# start of Records for the task

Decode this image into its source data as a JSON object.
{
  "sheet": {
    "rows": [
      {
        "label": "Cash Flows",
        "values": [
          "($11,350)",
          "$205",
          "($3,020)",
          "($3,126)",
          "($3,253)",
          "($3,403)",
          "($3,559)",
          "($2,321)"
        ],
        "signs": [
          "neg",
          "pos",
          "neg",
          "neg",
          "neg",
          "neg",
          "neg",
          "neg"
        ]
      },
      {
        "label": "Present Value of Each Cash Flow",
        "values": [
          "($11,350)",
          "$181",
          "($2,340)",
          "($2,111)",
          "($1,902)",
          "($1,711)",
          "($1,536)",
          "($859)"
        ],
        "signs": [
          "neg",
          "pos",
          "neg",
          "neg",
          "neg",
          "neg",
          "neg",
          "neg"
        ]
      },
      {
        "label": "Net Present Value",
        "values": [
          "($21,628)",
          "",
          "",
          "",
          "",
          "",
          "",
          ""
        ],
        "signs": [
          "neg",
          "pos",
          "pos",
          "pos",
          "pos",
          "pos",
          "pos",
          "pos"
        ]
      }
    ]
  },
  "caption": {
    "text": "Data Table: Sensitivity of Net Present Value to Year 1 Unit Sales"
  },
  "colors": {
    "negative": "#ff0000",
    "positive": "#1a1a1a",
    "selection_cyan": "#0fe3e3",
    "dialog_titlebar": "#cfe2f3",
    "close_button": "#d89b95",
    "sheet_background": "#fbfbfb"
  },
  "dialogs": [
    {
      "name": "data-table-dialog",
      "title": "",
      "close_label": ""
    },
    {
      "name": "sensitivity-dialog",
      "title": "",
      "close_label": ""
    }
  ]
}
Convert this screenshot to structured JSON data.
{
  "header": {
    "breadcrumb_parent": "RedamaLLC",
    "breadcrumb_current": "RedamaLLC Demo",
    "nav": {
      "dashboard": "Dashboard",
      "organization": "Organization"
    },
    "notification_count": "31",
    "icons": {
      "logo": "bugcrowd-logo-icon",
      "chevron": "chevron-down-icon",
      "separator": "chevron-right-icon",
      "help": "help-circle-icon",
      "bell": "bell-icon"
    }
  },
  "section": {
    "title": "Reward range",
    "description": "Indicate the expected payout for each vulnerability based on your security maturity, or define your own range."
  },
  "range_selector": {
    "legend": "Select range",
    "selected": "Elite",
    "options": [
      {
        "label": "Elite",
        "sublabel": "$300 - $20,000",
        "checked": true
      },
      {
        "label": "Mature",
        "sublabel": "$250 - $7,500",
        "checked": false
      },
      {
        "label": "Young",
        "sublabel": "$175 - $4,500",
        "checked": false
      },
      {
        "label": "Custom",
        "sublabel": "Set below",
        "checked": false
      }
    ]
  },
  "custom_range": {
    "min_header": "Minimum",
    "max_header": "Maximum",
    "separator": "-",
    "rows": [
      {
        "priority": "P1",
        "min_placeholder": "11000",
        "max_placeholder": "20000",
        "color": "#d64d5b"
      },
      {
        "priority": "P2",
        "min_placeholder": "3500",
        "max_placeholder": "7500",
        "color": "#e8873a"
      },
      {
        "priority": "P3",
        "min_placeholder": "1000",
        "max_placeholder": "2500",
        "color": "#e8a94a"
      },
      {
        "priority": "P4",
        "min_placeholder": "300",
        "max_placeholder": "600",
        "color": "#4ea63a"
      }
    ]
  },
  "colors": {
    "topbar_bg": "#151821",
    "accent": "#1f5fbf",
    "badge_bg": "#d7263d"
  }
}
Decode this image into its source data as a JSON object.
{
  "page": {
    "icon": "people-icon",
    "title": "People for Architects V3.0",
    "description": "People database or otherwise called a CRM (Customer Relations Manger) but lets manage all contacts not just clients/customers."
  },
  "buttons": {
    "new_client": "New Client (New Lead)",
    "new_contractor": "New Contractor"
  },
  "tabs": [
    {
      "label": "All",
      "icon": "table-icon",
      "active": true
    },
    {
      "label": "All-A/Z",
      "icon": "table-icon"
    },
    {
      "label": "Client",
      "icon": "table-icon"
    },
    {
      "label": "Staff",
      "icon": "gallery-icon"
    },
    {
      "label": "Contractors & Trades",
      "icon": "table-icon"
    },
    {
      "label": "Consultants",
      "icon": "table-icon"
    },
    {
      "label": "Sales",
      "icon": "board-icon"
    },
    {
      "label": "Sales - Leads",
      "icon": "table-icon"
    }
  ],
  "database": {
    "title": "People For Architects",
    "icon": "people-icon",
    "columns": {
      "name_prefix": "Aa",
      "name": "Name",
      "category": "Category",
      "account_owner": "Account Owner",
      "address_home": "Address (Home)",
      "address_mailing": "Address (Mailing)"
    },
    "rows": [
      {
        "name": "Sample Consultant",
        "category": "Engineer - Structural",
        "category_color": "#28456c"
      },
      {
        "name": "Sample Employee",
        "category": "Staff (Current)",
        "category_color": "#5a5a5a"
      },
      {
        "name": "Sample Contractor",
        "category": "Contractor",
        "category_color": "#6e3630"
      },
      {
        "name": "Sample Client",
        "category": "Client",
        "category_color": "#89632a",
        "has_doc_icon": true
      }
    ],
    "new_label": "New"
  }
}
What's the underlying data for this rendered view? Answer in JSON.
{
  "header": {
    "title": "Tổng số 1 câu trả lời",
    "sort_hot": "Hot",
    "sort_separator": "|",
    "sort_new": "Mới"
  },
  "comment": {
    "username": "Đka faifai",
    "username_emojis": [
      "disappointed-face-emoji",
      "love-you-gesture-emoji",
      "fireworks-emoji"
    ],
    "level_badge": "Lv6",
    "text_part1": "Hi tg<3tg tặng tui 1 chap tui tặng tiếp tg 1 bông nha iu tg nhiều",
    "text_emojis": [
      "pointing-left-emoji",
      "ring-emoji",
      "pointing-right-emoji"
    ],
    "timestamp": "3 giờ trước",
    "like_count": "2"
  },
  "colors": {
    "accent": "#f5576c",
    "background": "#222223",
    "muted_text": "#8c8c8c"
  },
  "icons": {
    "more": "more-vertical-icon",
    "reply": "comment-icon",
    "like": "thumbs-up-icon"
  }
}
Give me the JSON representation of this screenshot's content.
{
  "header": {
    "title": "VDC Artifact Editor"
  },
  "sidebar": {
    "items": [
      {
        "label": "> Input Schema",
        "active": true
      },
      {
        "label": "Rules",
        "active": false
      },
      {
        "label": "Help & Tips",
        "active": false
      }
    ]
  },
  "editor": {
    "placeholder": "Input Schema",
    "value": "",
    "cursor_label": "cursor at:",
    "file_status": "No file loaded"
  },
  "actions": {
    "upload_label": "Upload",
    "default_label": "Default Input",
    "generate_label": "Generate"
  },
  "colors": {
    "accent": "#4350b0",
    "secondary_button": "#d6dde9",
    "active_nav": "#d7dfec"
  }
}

# end of Records for the task

- _Stated task_
Write the material out again in its entirety, exactly as shown.

- _Correct response_
Decode this image into its source data as a JSON object.
{
  "sheet": {
    "rows": [
      {
        "label": "Cash Flows",
        "values": [
          "($11,350)",
          "$205",
          "($3,020)",
          "($3,126)",
          "($3,253)",
          "($3,403)",
          "($3,559)",
          "($2,321)"
        ],
        "signs": [
          "neg",
          "pos",
          "neg",
          "neg",
          "neg",
          "neg",
          "neg",
          "neg"
        ]
      },
      {
        "label": "Present Value of Each Cash Flow",
        "values": [
          "($11,350)",
          "$181",
          "($2,340)",
          "($2,111)",
          "($1,902)",
          "($1,711)",
          "($1,536)",
          "($859)"
        ],
        "signs": [
          "neg",
          "pos",
          "neg",
          "neg",
          "neg",
          "neg",
          "neg",
          "neg"
        ]
      },
      {
        "label": "Net Present Value",
        "values": [
          "($21,628)",
          "",
          "",
          "",
          "",
          "",
          "",
          ""
        ],
        "signs": [
          "neg",
          "pos",
          "pos",
          "pos",
          "pos",
          "pos",
          "pos",
          "pos"
        ]
      }
    ]
  },
  "caption": {
    "text": "Data Table: Sensitivity of Net Present Value to Year 1 Unit Sales"
  },
  "colors": {
    "negative": "#ff0000",
    "positive": "#1a1a1a",
    "selection_cyan": "#0fe3e3",
    "dialog_titlebar": "#cfe2f3",
    "close_button": "#d89b95",
    "sheet_background": "#fbfbfb"
  },
  "dialogs": [
    {
      "name": "data-table-dialog",
      "title": "",
      "close_label": ""
    },
    {
      "name": "sensitivity-dialog",
      "title": "",
      "close_label": ""
    }
  ]
}
Convert this screenshot to structured JSON data.
{
  "header": {
    "breadcrumb_parent": "RedamaLLC",
    "breadcrumb_current": "RedamaLLC Demo",
    "nav": {
      "dashboard": "Dashboard",
      "organization": "Organization"
    },
    "notification_count": "31",
    "icons": {
      "logo": "bugcrowd-logo-icon",
      "chevron": "chevron-down-icon",
      "separator": "chevron-right-icon",
      "help": "help-circle-icon",
      "bell": "bell-icon"
    }
  },
  "section": {
    "title": "Reward range",
    "description": "Indicate the expected payout for each vulnerability based on your security maturity, or define your own range."
  },
  "range_selector": {
    "legend": "Select range",
    "selected": "Elite",
    "options": [
      {
        "label": "Elite",
        "sublabel": "$300 - $20,000",
        "checked": true
      },
      {
        "label": "Mature",
        "sublabel": "$250 - $7,500",
        "checked": false
      },
      {
        "label": "Young",
        "sublabel": "$175 - $4,500",
        "checked": false
      },
      {
        "label": "Custom",
        "sublabel": "Set below",
        "checked": false
      }
    ]
  },
  "custom_range": {
    "min_header": "Minimum",
    "max_header": "Maximum",
    "separator": "-",
    "rows": [
      {
        "priority": "P1",
        "min_placeholder": "11000",
        "max_placeholder": "20000",
        "color": "#d64d5b"
      },
      {
        "priority": "P2",
        "min_placeholder": "3500",
        "max_placeholder": "7500",
        "color": "#e8873a"
      },
      {
        "priority": "P3",
        "min_placeholder": "1000",
        "max_placeholder": "2500",
        "color": "#e8a94a"
      },
      {
        "priority": "P4",
        "min_placeholder": "300",
        "max_placeholder": "600",
        "color": "#4ea63a"
      }
    ]
  },
  "colors": {
    "topbar_bg": "#151821",
    "accent": "#1f5fbf",
    "badge_bg": "#d7263d"
  }
}
Decode this image into its source data as a JSON object.
{
  "page": {
    "icon": "people-icon",
    "title": "People for Architects V3.0",
    "description": "People database or otherwise called a CRM (Customer Relations Manger) but lets manage all contacts not just clients/customers."
  },
  "buttons": {
    "new_client": "New Client (New Lead)",
    "new_contractor": "New Contractor"
  },
  "tabs": [
    {
      "label": "All",
      "icon": "table-icon",
      "active": true
    },
    {
      "label": "All-A/Z",
      "icon": "table-icon"
    },
    {
      "label": "Client",
      "icon": "table-icon"
    },
    {
      "label": "Staff",
      "icon": "gallery-icon"
    },
    {
      "label": "Contractors & Trades",
      "icon": "table-icon"
    },
    {
      "label": "Consultants",
      "icon": "table-icon"
    },
    {
      "label": "Sales",
      "icon": "board-icon"
    },
    {
      "label": "Sales - Leads",
      "icon": "table-icon"
    }
  ],
  "database": {
    "title": "People For Architects",
    "icon": "people-icon",
    "columns": {
      "name_prefix": "Aa",
      "name": "Name",
      "category": "Category",
      "account_owner": "Account Owner",
      "address_home": "Address (Home)",
      "address_mailing": "Address (Mailing)"
    },
    "rows": [
      {
        "name": "Sample Consultant",
        "category": "Engineer - Structural",
        "category_color": "#28456c"
      },
      {
        "name": "Sample Employee",
        "category": "Staff (Current)",
        "category_color": "#5a5a5a"
      },
      {
        "name": "Sample Contractor",
        "category": "Contractor",
        "category_color": "#6e3630"
      },
      {
        "name": "Sample Client",
        "category": "Client",
        "category_color": "#89632a",
        "has_doc_icon": true
      }
    ],
    "new_label": "New"
  }
}
What's the underlying data for this rendered view? Answer in JSON.
{
  "header": {
    "title": "Tổng số 1 câu trả lời",
    "sort_hot": "Hot",
    "sort_separator": "|",
    "sort_new": "Mới"
  },
  "comment": {
    "username": "Đka faifai",
    "username_emojis": [
      "disappointed-face-emoji",
      "love-you-gesture-emoji",
      "fireworks-emoji"
    ],
    "level_badge": "Lv6",
    "text_part1": "Hi tg<3tg tặng tui 1 chap tui tặng tiếp tg 1 bông nha iu tg nhiều",
    "text_emojis": [
      "pointing-left-emoji",
      "ring-emoji",
      "pointing-right-emoji"
    ],
    "timestamp": "3 giờ trước",
    "like_count": "2"
  },
  "colors": {
    "accent": "#f5576c",
    "background": "#222223",
    "muted_text": "#8c8c8c"
  },
  "icons": {
    "more": "more-vertical-icon",
    "reply": "comment-icon",
    "like": "thumbs-up-icon"
  }
}
Give me the JSON representation of this screenshot's content.
{
  "header": {
    "title": "VDC Artifact Editor"
  },
  "sidebar": {
    "items": [
      {
        "label": "> Input Schema",
        "active": true
      },
      {
        "label": "Rules",
        "active": false
      },
      {
        "label": "Help & Tips",
        "active": false
      }
    ]
  },
  "editor": {
    "placeholder": "Input Schema",
    "value": "",
    "cursor_label": "cursor at:",
    "file_status": "No file loaded"
  },
  "actions": {
    "upload_label": "Upload",
    "default_label": "Default Input",
    "generate_label": "Generate"
  },
  "colors": {
    "accent": "#4350b0",
    "secondary_button": "#d6dde9",
    "active_nav": "#d7dfec"
  }
}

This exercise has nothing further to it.